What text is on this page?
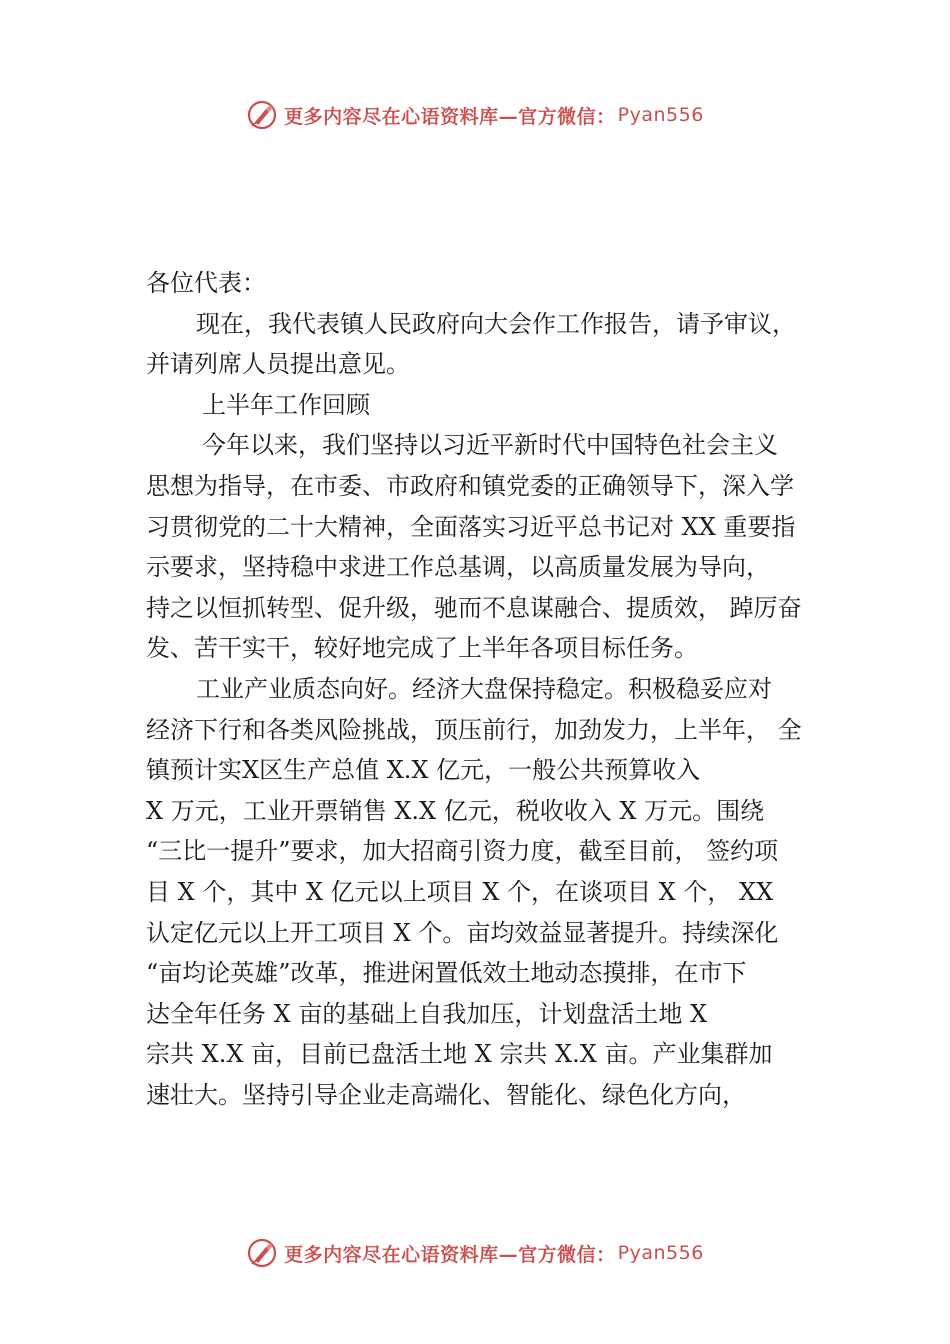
更多内容尽在心语资料库—官方微信： Pyan556
各位代表：
现在，我代表镇人民政府向大会作工作报告，请予审议，
并请列席人员提出意见。
上半年工作回顾
今年以来，我们坚持以习近平新时代中国特色社会主义
思想为指导，在市委、市政府和镇党委的正确领导下，深入学
习贯彻党的二十大精神，全面落实习近平总书记对 XX 重要指
示要求，坚持稳中求进工作总基调，以高质量发展为导向，
持之以恒抓转型、促升级，驰而不息谋融合、提质效， 踔厉奋
发、苦干实干，较好地完成了上半年各项目标任务。
工业产业质态向好。经济大盘保持稳定。积极稳妥应对
经济下行和各类风险挑战，顶压前行，加劲发力，上半年， 全
镇预计实Ⅹ区生产总值 X.X 亿元，一般公共预算收入
X 万元，工业开票销售 X.X 亿元，税收收入 X 万元。围绕
“三比一提升”要求，加大招商引资力度，截至目前， 签约项
目 X 个，其中 X 亿元以上项目 X 个，在谈项目 X 个， XX
认定亿元以上开工项目 X 个。亩均效益显著提升。持续深化
“亩均论英雄”改革，推进闲置低效土地动态摸排，在市下
达全年任务 X 亩的基础上自我加压，计划盘活土地 X
宗共 X.X 亩，目前已盘活土地 X 宗共 X.X 亩。产业集群加
速壮大。坚持引导企业走高端化、智能化、绿色化方向，
更多内容尽在心语资料库—官方微信： Pyan556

+ + + + +

Copy the material above exactly and drop the pictures.

What text is on this page?
更多内容尽在心语资料库—官方微信： Pyan556
各位代表：
现在，我代表镇人民政府向大会作工作报告，请予审议，
并请列席人员提出意见。
上半年工作回顾
今年以来，我们坚持以习近平新时代中国特色社会主义
思想为指导，在市委、市政府和镇党委的正确领导下，深入学
习贯彻党的二十大精神，全面落实习近平总书记对 XX 重要指
示要求，坚持稳中求进工作总基调，以高质量发展为导向，
持之以恒抓转型、促升级，驰而不息谋融合、提质效， 踔厉奋
发、苦干实干，较好地完成了上半年各项目标任务。
工业产业质态向好。经济大盘保持稳定。积极稳妥应对
经济下行和各类风险挑战，顶压前行，加劲发力，上半年， 全
镇预计实Ⅹ区生产总值 X.X 亿元，一般公共预算收入
X 万元，工业开票销售 X.X 亿元，税收收入 X 万元。围绕
“三比一提升”要求，加大招商引资力度，截至目前， 签约项
目 X 个，其中 X 亿元以上项目 X 个，在谈项目 X 个， XX
认定亿元以上开工项目 X 个。亩均效益显著提升。持续深化
“亩均论英雄”改革，推进闲置低效土地动态摸排，在市下
达全年任务 X 亩的基础上自我加压，计划盘活土地 X
宗共 X.X 亩，目前已盘活土地 X 宗共 X.X 亩。产业集群加
速壮大。坚持引导企业走高端化、智能化、绿色化方向，
更多内容尽在心语资料库—官方微信： Pyan556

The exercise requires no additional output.